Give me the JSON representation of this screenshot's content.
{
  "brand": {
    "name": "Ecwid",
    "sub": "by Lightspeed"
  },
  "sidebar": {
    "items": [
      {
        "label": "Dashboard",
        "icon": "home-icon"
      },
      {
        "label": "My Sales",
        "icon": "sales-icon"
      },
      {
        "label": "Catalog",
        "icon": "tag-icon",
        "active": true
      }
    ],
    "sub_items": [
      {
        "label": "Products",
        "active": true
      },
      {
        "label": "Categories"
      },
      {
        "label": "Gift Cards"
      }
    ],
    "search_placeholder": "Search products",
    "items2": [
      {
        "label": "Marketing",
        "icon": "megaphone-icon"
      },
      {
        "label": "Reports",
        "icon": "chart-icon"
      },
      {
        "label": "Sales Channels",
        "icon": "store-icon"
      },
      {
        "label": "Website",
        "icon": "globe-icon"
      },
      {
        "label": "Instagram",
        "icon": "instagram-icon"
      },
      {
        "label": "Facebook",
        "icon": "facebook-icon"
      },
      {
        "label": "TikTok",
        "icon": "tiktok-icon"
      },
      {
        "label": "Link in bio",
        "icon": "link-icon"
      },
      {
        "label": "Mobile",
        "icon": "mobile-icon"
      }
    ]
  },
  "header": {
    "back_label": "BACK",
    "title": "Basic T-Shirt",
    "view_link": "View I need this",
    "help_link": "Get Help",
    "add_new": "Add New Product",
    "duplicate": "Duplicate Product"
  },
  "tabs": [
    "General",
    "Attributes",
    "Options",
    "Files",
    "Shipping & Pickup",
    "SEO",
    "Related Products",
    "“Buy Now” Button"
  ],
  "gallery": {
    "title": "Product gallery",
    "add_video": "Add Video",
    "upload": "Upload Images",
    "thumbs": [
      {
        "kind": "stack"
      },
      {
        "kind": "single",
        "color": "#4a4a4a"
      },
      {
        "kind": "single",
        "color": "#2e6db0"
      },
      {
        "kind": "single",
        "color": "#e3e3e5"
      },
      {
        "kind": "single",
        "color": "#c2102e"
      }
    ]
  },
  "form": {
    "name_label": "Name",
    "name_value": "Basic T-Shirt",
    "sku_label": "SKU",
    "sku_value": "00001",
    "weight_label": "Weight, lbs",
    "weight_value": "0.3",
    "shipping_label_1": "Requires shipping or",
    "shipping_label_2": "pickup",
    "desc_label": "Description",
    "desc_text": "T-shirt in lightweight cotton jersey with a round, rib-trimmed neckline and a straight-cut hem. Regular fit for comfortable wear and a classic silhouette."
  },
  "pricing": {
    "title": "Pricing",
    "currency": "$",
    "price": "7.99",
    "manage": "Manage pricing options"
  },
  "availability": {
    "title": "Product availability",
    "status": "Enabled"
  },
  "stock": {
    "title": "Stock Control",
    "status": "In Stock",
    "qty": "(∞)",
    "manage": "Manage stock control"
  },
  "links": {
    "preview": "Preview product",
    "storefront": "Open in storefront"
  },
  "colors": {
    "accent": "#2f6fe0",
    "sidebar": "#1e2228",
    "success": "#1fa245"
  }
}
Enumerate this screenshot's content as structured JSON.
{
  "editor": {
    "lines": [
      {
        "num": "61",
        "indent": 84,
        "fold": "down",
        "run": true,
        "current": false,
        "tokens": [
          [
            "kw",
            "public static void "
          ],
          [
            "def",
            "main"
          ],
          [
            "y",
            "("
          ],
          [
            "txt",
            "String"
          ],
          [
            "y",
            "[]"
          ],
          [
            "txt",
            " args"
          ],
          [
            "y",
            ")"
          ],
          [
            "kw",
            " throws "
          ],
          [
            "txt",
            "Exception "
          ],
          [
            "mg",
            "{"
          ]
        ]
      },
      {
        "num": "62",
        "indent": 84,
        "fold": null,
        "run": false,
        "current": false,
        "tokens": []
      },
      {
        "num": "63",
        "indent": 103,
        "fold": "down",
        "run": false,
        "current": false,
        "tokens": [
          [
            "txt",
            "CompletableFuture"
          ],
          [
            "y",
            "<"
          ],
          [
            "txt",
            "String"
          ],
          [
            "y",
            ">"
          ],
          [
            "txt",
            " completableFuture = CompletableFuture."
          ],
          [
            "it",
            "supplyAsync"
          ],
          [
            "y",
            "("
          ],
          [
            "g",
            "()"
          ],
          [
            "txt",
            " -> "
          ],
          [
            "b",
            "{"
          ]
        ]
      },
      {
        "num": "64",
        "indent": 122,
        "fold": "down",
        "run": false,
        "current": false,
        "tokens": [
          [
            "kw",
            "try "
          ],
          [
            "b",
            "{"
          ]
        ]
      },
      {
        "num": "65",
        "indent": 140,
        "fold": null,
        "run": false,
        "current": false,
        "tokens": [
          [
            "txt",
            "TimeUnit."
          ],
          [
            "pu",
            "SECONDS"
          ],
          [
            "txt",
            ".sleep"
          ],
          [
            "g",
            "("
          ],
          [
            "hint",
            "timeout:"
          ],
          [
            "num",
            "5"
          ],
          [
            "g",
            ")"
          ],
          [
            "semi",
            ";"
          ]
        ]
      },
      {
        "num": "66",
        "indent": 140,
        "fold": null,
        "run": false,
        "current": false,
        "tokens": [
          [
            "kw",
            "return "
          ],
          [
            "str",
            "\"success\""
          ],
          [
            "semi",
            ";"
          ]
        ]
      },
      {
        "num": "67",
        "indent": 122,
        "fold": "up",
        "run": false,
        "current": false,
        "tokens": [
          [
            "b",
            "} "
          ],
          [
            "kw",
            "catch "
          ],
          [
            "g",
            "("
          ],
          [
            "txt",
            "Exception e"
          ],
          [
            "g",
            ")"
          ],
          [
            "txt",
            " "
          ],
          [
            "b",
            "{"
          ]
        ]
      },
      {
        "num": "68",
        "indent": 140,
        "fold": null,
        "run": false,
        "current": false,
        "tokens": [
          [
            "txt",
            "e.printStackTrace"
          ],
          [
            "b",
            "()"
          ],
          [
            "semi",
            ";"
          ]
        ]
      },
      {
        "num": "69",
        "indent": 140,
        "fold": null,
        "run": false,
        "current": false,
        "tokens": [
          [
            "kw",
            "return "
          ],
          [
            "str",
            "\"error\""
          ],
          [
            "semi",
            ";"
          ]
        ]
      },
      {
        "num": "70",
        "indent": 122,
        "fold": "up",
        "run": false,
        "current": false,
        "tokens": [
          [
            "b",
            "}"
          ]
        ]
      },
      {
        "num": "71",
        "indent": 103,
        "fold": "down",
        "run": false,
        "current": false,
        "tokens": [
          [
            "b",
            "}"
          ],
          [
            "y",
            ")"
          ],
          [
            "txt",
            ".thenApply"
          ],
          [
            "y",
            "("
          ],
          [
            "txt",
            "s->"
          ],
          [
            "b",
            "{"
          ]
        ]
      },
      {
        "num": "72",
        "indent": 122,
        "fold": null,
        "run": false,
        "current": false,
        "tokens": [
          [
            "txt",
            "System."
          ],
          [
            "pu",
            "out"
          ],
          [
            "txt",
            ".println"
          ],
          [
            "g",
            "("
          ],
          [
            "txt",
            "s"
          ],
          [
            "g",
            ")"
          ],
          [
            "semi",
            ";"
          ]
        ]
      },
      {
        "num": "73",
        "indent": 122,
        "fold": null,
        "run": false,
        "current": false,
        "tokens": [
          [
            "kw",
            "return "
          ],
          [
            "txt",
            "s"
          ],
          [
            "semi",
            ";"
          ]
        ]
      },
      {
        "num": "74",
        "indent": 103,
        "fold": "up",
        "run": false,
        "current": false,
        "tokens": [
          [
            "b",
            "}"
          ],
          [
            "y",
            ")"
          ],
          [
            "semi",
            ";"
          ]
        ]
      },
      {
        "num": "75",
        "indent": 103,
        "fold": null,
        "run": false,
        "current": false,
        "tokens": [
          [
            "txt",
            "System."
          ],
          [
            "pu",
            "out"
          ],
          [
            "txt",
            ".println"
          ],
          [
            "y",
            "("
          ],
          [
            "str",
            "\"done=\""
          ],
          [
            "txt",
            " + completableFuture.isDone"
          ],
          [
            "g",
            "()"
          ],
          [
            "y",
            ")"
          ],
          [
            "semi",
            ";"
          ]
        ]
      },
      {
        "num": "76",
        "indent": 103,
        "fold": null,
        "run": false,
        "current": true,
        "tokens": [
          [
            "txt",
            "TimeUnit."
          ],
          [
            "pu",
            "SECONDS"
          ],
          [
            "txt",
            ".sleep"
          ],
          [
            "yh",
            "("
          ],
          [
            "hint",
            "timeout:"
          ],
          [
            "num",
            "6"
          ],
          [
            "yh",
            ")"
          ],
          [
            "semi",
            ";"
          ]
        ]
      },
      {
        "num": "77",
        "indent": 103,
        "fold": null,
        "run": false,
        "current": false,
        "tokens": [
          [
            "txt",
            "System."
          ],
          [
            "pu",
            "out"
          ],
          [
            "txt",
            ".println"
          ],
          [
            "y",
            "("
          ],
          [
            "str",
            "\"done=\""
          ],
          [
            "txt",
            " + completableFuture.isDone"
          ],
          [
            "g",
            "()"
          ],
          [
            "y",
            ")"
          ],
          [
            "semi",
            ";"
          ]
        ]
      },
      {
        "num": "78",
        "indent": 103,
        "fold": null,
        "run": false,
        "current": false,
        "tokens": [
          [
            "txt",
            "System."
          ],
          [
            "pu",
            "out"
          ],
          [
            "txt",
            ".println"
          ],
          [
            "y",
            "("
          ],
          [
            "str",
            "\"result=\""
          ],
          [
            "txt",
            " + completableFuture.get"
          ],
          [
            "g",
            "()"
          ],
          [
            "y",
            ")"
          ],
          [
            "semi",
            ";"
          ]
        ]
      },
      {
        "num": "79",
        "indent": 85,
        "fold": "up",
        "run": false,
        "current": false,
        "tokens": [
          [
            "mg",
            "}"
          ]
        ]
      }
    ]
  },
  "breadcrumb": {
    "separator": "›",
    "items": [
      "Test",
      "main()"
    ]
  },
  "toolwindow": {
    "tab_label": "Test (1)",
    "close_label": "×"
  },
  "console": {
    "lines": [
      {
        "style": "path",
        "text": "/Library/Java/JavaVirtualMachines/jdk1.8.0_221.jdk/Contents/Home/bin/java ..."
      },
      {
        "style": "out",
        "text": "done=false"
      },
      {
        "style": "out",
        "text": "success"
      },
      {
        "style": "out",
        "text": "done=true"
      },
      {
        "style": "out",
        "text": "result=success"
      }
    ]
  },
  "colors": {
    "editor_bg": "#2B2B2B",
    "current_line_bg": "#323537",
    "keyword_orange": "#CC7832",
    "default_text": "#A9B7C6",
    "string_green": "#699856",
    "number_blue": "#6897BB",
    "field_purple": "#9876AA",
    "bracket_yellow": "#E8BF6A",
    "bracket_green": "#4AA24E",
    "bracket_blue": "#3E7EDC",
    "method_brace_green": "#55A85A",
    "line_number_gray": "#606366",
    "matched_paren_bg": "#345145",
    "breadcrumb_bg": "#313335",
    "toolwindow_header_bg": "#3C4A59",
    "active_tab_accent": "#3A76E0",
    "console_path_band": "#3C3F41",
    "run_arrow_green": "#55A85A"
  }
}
****************
- **Brief**: Find every line in the records above that holds the word "title", and copy each one.

- **Correct output**:
    "title": "Basic T-Shirt",
    "title": "Product gallery",
    "title": "Pricing",
    "title": "Product availability",
    "title": "Stock Control",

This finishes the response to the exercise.